Work instructions → Review the lines that follow and copy each one that contains the word "Vertical".

# Materials provided start

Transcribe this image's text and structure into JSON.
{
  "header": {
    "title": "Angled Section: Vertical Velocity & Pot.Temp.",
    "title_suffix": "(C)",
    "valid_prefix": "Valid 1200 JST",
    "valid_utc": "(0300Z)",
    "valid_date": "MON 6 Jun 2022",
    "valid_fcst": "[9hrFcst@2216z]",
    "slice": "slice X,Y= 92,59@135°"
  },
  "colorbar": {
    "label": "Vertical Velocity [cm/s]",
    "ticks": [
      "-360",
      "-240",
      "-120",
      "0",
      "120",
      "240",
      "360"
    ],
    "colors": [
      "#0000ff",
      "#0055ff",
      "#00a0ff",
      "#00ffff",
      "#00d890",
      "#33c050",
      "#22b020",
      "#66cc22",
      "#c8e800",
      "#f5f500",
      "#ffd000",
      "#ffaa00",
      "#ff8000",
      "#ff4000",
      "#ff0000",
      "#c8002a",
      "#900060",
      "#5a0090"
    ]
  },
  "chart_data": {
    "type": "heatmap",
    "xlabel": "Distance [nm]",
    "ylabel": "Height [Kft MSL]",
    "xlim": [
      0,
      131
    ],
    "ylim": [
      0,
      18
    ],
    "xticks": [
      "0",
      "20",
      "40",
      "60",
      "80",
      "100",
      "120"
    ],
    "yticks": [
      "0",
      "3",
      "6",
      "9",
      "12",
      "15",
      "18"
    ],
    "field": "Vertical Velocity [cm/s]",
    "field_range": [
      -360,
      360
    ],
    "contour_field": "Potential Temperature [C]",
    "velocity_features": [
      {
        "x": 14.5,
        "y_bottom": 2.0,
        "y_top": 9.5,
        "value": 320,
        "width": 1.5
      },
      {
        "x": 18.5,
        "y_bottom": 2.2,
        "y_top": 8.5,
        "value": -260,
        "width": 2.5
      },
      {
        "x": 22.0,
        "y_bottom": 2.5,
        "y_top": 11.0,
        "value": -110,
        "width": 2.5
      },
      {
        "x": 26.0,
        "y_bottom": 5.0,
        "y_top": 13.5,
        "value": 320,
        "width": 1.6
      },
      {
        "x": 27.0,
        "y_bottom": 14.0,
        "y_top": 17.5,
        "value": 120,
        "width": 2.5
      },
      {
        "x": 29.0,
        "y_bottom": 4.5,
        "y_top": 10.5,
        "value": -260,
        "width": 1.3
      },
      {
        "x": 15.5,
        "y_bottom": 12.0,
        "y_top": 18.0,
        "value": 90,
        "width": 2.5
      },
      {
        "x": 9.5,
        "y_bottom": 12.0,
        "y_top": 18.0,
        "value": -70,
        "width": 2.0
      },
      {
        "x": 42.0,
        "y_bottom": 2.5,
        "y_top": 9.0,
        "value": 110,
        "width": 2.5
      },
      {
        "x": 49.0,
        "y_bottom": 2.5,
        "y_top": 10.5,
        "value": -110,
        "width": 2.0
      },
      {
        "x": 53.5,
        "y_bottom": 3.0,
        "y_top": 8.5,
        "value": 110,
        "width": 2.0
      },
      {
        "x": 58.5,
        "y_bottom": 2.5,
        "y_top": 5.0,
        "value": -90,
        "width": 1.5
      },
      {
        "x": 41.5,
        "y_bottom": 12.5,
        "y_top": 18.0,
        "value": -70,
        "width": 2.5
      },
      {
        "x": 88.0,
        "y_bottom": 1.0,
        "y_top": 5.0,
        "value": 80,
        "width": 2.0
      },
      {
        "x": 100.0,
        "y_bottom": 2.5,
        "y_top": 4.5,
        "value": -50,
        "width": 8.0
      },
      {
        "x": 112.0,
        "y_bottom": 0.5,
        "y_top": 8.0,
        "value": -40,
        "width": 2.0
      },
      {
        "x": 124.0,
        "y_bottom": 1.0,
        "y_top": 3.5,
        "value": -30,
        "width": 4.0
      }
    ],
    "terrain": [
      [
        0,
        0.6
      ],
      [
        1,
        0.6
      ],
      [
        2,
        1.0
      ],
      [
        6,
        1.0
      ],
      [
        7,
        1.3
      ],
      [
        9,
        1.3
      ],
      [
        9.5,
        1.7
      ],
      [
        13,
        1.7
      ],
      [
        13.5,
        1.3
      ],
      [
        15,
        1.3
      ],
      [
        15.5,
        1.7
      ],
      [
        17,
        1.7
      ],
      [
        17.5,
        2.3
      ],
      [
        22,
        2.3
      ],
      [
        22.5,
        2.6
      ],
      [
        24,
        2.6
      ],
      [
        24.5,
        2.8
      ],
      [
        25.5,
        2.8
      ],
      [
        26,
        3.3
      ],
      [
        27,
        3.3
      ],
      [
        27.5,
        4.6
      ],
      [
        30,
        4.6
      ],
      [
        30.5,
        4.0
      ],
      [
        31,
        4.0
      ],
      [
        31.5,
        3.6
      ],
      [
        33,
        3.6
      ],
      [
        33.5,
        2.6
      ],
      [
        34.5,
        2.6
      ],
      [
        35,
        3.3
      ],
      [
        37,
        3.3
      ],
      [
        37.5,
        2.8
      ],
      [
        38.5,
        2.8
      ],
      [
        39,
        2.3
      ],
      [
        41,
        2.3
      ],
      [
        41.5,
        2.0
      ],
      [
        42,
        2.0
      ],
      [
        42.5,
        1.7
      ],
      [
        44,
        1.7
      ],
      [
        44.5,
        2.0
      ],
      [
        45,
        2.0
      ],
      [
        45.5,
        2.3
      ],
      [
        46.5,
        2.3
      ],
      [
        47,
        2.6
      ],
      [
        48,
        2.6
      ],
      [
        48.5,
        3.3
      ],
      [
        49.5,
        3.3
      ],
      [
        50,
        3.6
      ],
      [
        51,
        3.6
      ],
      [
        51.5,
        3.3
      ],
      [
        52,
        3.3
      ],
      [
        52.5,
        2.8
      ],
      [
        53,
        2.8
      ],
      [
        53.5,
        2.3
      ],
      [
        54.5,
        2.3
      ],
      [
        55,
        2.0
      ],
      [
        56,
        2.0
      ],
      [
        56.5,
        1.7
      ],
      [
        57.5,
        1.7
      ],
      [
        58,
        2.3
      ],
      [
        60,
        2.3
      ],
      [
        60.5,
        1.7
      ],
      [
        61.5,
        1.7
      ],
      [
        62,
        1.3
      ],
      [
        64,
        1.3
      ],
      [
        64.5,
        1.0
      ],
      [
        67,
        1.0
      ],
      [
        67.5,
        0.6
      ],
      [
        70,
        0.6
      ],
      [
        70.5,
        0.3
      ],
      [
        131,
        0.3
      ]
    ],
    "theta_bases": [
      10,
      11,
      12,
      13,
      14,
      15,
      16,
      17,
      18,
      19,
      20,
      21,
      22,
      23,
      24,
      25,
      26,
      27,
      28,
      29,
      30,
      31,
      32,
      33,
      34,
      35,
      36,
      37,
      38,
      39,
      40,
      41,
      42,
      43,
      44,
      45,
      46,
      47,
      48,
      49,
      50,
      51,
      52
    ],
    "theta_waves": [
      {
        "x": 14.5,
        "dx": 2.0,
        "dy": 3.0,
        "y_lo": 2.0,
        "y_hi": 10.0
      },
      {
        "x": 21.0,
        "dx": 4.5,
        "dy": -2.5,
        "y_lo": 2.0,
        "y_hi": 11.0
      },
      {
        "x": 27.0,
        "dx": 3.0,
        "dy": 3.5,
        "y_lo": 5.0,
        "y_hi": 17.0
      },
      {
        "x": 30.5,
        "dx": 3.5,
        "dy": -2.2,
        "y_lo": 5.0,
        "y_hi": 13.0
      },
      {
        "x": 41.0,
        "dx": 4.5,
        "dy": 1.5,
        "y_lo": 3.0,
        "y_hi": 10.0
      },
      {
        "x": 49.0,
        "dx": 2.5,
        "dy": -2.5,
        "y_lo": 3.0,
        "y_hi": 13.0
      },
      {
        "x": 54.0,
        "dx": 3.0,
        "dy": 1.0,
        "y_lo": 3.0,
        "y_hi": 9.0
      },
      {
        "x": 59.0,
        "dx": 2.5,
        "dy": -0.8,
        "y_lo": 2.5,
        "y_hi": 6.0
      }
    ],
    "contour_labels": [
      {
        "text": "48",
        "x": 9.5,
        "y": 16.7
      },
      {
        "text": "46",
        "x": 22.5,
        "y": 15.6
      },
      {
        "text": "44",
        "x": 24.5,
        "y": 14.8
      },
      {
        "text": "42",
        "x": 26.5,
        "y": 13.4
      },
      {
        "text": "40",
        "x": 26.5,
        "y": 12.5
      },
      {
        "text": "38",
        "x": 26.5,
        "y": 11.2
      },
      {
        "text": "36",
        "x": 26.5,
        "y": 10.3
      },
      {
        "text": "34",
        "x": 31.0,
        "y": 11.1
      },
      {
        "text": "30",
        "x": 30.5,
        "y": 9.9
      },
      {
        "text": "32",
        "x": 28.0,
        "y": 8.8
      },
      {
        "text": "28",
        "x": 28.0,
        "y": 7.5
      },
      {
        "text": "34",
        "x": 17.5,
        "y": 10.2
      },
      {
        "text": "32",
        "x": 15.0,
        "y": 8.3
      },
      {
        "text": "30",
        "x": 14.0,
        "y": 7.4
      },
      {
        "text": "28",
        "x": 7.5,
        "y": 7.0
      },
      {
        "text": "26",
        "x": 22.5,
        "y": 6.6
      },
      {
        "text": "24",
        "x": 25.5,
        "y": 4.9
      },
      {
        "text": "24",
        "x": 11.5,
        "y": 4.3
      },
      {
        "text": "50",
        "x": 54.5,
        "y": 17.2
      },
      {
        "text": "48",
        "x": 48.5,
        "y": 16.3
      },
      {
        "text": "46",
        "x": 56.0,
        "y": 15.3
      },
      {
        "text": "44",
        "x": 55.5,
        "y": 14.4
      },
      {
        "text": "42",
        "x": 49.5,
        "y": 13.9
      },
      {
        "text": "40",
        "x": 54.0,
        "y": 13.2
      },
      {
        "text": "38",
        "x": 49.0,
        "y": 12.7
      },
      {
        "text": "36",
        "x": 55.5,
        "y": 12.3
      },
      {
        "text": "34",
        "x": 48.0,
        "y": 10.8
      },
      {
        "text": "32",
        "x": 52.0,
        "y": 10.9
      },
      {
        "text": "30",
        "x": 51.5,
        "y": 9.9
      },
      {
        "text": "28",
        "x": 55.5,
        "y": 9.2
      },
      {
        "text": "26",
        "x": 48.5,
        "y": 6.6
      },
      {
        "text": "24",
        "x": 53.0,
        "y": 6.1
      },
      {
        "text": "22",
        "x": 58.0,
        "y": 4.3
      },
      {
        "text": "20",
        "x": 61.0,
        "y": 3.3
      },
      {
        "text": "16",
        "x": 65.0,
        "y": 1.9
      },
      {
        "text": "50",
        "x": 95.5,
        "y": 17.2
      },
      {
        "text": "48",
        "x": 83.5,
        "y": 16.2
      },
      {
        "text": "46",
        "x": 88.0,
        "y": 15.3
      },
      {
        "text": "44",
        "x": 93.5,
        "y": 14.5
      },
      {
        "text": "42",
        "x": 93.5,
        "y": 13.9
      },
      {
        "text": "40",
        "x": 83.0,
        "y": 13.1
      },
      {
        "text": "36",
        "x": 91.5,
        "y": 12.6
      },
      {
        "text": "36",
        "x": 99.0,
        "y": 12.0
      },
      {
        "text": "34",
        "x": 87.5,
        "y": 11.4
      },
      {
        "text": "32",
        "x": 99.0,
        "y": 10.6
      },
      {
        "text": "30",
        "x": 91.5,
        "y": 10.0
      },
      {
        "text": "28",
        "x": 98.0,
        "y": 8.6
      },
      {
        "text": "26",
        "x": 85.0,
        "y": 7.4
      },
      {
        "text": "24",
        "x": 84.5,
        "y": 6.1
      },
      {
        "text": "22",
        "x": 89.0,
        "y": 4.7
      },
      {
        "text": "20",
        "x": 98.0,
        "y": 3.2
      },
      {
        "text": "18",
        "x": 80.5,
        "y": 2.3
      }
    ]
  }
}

# Materials provided end

Response to this exercise →
    "title": "Angled Section: Vertical Velocity & Pot.Temp.",
    "label": "Vertical Velocity [cm/s]",
    "field": "Vertical Velocity [cm/s]",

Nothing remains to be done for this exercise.